> [PROBLEM DESCRIPTION]:
Collect every line in the records below that contains the word "바랍니다".
╔══
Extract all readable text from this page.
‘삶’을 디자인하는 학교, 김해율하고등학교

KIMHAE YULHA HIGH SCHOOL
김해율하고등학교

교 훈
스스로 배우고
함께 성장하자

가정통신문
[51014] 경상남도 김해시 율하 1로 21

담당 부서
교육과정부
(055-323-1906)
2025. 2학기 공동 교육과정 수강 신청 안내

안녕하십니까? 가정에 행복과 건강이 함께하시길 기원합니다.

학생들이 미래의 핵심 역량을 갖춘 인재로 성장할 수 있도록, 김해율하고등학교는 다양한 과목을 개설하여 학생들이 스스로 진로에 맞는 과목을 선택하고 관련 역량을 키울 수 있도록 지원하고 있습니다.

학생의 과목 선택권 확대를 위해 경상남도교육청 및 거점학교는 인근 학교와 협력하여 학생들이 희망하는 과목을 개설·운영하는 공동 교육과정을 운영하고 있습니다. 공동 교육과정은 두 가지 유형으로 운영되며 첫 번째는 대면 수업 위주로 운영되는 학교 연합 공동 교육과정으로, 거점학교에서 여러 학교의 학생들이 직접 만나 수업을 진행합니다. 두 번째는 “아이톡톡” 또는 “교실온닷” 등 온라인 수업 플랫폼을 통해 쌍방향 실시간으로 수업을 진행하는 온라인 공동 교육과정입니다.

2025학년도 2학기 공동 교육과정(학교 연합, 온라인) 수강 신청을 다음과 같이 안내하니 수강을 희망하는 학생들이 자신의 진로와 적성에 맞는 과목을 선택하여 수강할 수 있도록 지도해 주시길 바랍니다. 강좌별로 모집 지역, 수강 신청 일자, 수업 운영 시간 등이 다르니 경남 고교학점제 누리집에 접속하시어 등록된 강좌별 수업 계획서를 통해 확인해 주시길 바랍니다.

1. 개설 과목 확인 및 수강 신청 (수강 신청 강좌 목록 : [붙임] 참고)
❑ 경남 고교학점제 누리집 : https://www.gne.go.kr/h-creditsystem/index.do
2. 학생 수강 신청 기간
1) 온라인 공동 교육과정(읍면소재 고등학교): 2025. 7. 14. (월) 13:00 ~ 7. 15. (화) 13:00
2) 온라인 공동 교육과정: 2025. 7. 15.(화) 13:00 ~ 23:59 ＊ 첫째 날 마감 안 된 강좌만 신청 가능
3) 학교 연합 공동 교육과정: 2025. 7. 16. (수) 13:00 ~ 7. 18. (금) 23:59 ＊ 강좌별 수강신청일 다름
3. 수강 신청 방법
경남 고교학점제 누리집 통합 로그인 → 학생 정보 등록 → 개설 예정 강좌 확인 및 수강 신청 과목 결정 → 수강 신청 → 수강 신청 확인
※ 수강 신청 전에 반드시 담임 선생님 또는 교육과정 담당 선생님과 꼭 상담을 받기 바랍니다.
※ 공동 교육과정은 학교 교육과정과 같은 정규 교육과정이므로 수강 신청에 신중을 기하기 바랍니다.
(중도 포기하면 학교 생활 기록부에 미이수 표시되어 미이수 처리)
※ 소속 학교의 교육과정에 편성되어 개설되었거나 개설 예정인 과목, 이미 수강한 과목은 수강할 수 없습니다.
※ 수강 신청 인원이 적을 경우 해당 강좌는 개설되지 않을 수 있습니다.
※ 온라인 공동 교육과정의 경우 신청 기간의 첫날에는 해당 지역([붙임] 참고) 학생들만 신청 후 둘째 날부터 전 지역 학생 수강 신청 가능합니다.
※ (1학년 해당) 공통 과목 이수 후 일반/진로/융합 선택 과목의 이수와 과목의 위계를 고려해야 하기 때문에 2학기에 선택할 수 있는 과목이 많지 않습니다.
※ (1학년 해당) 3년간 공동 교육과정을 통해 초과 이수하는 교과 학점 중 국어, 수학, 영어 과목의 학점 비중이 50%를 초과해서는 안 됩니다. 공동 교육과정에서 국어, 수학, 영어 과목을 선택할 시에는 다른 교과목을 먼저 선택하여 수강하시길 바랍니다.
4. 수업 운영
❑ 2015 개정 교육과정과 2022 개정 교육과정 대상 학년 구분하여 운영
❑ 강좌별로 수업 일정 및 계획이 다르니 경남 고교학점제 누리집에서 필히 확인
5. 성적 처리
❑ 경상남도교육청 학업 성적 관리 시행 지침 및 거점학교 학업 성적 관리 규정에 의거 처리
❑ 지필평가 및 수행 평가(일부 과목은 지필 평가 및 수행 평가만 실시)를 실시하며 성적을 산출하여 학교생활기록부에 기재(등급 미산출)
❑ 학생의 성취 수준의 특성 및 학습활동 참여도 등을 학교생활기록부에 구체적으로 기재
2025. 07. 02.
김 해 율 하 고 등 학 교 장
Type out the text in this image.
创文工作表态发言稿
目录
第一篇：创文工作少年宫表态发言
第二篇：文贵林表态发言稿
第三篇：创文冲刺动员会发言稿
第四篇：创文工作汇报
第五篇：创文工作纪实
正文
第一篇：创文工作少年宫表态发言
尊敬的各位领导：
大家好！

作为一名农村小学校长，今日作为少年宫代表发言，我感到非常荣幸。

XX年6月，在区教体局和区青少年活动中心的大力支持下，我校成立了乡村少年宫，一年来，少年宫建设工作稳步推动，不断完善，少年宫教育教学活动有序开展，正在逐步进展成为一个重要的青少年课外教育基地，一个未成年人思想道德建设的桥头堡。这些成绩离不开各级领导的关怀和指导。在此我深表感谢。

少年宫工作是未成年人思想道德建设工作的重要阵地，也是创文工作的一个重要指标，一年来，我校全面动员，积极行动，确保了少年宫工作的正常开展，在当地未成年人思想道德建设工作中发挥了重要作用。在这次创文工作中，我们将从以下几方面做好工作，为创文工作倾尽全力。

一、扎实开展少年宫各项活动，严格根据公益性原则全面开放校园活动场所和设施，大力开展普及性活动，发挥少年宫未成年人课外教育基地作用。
╚══
> [RESPONSE TO THE TASK]:
2025학년도 2학기 공동 교육과정(학교 연합, 온라인) 수강 신청을 다음과 같이 안내하니 수강을 희망하는 학생들이 자신의 진로와 적성에 맞는 과목을 선택하여 수강할 수 있도록 지도해 주시길 바랍니다. 강좌별로 모집 지역, 수강 신청 일자, 수업 운영 시간 등이 다르니 경남 고교학점제 누리집에 접속하시어 등록된 강좌별 수업 계획서를 통해 확인해 주시길 바랍니다.
※ 수강 신청 전에 반드시 담임 선생님 또는 교육과정 담당 선생님과 꼭 상담을 받기 바랍니다.
※ 공동 교육과정은 학교 교육과정과 같은 정규 교육과정이므로 수강 신청에 신중을 기하기 바랍니다.
※ (1학년 해당) 3년간 공동 교육과정을 통해 초과 이수하는 교과 학점 중 국어, 수학, 영어 과목의 학점 비중이 50%를 초과해서는 안 됩니다. 공동 교육과정에서 국어, 수학, 영어 과목을 선택할 시에는 다른 교과목을 먼저 선택하여 수강하시길 바랍니다.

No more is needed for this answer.